- STATED EXERCISE -
Check each line of the material below for "Ζωῆς", then copy the ones that contain it.

- LISTED RECORDS -
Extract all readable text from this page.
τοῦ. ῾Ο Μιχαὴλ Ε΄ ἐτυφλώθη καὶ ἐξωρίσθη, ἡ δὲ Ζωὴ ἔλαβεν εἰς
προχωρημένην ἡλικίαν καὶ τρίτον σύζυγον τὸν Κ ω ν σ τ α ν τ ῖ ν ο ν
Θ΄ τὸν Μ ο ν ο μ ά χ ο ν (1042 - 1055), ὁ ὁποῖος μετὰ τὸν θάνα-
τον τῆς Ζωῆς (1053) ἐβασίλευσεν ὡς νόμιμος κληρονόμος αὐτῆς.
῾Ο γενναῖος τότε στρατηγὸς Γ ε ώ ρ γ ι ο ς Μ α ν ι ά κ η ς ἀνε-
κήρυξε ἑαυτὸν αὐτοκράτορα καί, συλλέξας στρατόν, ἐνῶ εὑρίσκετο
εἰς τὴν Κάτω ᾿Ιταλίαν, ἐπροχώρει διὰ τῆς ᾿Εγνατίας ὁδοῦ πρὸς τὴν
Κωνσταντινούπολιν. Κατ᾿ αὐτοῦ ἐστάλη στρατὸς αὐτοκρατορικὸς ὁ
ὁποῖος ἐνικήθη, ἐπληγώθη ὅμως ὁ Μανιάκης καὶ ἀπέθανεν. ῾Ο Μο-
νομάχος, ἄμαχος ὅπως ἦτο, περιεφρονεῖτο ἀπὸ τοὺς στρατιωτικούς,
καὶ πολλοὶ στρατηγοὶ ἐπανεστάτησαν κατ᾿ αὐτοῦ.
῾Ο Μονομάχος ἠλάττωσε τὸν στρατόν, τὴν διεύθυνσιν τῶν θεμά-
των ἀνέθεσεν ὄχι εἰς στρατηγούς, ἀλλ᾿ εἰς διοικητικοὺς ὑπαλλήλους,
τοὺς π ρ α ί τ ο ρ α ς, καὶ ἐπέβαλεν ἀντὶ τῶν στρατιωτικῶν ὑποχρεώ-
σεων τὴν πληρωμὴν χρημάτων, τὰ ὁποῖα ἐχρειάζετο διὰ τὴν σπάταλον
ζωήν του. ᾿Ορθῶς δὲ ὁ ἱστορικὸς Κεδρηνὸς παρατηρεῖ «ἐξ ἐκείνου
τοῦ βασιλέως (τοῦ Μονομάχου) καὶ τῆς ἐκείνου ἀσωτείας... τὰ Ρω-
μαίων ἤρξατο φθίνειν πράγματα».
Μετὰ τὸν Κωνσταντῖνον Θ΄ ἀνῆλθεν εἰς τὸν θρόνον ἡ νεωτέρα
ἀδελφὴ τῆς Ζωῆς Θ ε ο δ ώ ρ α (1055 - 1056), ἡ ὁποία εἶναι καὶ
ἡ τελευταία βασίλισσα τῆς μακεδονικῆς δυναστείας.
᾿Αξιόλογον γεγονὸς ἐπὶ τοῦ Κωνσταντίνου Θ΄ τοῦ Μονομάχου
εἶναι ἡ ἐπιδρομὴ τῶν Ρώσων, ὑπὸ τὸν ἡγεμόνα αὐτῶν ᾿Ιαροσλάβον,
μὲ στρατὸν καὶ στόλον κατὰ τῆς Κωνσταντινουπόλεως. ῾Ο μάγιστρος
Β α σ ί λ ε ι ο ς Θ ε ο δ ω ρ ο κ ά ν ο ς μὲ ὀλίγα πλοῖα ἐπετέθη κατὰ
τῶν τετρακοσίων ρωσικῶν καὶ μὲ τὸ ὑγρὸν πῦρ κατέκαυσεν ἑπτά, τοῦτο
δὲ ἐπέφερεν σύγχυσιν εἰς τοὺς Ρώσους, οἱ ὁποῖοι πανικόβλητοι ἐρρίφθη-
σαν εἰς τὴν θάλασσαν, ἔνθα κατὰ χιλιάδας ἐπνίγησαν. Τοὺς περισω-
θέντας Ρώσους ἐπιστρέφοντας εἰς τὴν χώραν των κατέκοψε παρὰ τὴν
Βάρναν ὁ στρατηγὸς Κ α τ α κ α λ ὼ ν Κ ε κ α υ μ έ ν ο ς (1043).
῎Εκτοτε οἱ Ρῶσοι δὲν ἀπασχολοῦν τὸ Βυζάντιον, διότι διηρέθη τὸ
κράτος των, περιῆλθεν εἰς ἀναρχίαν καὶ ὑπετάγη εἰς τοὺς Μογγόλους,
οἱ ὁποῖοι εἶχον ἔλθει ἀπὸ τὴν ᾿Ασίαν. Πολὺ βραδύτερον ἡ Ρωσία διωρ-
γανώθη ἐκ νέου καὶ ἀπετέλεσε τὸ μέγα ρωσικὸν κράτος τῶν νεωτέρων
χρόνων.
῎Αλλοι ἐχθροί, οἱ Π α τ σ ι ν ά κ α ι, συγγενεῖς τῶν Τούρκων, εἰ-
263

- SOLUTION TO THIS EXERCISE -
τον τῆς Ζωῆς (1053) ἐβασίλευσεν ὡς νόμιμος κληρονόμος αὐτῆς.
ἀδελφὴ τῆς Ζωῆς Θ ε ο δ ώ ρ α (1055 - 1056), ἡ ὁποία εἶναι καὶ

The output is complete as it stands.